Objective: The line containing "Transcribe the text in this document." marks the start; return it and every line after it in the listing below, exactly, through the last.
>>>
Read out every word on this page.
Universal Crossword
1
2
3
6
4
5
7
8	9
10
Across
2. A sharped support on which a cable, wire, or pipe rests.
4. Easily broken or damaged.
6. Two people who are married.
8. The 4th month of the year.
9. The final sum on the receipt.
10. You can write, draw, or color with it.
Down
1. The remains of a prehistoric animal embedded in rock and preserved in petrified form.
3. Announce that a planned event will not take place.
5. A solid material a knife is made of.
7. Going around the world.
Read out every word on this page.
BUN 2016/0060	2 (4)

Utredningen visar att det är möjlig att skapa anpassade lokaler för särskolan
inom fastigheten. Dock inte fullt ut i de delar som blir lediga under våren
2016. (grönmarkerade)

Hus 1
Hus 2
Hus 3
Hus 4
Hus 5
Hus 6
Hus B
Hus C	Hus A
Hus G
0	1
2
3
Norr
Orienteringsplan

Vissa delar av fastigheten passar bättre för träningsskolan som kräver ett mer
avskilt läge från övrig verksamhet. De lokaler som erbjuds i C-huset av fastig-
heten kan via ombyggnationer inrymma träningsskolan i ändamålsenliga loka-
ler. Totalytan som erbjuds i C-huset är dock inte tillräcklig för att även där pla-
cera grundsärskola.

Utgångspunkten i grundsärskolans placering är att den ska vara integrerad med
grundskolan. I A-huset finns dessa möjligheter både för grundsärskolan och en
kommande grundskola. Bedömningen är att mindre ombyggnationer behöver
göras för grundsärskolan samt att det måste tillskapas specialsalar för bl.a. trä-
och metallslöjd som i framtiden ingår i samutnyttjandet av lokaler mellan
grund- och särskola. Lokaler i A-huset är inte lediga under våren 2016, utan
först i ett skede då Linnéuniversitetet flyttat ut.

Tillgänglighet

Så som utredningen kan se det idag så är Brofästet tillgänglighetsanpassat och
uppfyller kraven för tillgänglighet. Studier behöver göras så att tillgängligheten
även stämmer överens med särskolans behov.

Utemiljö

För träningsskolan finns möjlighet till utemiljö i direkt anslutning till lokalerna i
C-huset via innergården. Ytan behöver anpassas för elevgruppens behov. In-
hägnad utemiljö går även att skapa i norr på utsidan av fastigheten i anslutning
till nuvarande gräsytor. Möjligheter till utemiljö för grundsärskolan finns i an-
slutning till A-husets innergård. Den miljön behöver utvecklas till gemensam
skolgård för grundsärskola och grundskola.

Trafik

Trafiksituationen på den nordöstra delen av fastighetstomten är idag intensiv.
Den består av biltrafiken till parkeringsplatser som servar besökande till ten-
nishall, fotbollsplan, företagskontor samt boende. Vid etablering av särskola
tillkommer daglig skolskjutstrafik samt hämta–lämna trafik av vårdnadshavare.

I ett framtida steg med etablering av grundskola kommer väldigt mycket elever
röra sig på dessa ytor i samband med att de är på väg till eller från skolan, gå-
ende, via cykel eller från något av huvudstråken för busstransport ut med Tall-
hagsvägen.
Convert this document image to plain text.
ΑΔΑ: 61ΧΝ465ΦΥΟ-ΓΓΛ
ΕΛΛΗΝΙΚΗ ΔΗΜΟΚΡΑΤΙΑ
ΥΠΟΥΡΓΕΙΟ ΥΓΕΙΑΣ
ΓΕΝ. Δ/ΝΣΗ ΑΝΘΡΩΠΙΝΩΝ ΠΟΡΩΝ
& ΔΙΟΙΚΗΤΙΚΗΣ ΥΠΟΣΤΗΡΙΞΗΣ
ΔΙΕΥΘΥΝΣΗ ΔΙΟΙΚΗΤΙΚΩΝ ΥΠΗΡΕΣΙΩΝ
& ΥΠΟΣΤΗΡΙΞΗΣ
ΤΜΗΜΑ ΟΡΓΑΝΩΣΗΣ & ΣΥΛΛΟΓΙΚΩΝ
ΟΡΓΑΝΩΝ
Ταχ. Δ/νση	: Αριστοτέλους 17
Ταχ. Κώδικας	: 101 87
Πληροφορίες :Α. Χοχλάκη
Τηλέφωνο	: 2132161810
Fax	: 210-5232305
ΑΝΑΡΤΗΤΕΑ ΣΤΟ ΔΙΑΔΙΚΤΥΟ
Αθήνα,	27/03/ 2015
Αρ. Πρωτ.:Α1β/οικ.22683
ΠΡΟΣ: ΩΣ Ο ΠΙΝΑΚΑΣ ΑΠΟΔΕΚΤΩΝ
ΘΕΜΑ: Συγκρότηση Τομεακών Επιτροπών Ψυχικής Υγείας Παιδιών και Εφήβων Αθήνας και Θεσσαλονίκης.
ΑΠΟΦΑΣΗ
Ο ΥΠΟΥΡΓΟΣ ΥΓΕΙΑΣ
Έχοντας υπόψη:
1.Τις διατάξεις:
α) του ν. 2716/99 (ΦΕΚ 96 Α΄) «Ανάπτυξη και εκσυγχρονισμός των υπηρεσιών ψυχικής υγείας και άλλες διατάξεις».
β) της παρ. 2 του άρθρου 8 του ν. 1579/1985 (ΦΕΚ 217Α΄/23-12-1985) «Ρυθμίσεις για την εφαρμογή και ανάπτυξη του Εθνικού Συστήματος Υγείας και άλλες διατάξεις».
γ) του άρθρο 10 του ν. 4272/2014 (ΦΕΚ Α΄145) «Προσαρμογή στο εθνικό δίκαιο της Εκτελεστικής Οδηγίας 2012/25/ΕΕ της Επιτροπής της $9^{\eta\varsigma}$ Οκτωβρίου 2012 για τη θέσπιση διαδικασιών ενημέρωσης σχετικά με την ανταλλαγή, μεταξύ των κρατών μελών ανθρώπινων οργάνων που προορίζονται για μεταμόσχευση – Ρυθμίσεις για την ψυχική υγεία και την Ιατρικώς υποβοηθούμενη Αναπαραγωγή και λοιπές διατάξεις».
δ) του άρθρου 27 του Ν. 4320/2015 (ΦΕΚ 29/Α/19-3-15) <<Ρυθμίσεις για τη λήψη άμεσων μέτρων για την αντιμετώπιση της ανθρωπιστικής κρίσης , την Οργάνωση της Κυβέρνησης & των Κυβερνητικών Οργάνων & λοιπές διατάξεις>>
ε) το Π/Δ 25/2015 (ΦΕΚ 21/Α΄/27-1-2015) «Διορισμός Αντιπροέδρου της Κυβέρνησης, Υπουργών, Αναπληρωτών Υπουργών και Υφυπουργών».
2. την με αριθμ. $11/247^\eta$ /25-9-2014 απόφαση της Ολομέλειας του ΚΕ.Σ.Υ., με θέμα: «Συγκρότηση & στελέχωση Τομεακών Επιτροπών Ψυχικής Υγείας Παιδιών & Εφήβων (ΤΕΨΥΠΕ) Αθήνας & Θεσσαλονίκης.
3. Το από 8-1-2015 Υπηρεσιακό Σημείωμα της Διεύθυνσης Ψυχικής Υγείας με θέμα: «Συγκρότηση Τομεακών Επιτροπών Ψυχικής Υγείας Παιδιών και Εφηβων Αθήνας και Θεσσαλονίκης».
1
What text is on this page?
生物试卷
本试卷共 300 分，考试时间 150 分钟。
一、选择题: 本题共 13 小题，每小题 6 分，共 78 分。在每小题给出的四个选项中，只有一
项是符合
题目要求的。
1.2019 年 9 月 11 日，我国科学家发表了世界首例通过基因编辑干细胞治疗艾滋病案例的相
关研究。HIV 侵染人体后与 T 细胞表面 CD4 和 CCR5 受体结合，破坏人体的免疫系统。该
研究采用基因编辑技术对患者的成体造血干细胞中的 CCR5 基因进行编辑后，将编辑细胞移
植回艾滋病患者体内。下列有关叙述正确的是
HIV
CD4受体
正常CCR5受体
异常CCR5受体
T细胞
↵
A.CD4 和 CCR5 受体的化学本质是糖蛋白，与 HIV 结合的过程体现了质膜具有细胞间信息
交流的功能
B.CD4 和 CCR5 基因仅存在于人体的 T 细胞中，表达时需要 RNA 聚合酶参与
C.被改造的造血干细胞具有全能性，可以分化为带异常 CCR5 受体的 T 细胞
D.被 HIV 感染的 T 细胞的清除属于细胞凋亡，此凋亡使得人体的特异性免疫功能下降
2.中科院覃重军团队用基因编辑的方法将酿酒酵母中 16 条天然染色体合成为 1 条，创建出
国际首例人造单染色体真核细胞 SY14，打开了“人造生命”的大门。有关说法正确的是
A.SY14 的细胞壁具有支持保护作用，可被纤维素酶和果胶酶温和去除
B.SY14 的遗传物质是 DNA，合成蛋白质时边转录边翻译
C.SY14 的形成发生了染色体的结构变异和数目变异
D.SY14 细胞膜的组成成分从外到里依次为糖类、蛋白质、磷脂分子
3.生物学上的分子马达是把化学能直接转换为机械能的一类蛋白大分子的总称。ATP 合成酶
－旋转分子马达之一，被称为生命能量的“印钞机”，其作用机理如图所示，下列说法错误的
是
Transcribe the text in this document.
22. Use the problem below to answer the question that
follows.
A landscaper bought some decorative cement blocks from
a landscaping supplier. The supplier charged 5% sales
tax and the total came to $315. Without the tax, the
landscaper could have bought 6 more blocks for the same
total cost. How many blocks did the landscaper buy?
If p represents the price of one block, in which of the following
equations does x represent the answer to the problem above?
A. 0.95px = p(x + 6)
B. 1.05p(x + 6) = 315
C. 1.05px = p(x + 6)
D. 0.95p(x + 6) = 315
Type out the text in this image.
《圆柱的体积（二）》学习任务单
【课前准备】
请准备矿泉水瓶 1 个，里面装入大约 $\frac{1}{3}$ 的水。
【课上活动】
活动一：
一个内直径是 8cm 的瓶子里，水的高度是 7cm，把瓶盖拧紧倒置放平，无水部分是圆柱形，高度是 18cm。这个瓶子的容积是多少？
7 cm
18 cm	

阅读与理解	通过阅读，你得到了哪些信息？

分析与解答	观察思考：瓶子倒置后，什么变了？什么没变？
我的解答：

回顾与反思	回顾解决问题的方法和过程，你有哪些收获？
<<<
Output for this exercise:
Transcribe the text in this document.
22. Use the problem below to answer the question that
follows.
A landscaper bought some decorative cement blocks from
a landscaping supplier. The supplier charged 5% sales
tax and the total came to $315. Without the tax, the
landscaper could have bought 6 more blocks for the same
total cost. How many blocks did the landscaper buy?
If p represents the price of one block, in which of the following
equations does x represent the answer to the problem above?
A. 0.95px = p(x + 6)
B. 1.05p(x + 6) = 315
C. 1.05px = p(x + 6)
D. 0.95p(x + 6) = 315
Type out the text in this image.
《圆柱的体积（二）》学习任务单
【课前准备】
请准备矿泉水瓶 1 个，里面装入大约 $\frac{1}{3}$ 的水。
【课上活动】
活动一：
一个内直径是 8cm 的瓶子里，水的高度是 7cm，把瓶盖拧紧倒置放平，无水部分是圆柱形，高度是 18cm。这个瓶子的容积是多少？
7 cm
18 cm	

阅读与理解	通过阅读，你得到了哪些信息？

分析与解答	观察思考：瓶子倒置后，什么变了？什么没变？
我的解答：

回顾与反思	回顾解决问题的方法和过程，你有哪些收获？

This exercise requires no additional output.